What to produce => Take each line that has the word "this" and return it.

Supplied records =>
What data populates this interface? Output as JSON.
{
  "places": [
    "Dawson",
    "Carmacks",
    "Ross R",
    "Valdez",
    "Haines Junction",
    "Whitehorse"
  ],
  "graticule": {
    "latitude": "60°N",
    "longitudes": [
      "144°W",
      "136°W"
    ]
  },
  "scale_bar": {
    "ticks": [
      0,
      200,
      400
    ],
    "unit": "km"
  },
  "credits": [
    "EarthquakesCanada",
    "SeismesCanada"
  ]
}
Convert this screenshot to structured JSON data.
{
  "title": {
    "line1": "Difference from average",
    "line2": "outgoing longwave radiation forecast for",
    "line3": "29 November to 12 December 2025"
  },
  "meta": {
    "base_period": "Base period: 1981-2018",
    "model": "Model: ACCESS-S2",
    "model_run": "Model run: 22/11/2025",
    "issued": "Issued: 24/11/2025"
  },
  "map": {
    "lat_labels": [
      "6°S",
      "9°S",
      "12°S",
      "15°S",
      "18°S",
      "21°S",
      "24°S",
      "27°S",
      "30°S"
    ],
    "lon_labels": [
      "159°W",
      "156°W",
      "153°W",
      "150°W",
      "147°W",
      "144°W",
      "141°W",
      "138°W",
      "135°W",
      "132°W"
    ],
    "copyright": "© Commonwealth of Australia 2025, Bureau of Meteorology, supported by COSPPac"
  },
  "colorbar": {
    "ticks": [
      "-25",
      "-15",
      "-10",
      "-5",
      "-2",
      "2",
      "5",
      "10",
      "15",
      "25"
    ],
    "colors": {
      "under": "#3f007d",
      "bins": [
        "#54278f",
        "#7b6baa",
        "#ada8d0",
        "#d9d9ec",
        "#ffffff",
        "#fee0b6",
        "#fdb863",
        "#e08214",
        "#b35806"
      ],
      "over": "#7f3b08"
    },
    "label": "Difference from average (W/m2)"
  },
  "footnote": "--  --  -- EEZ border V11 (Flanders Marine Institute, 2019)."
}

Solved exercise =>
What data populates this interface? Output as JSON.
Convert this screenshot to structured JSON data.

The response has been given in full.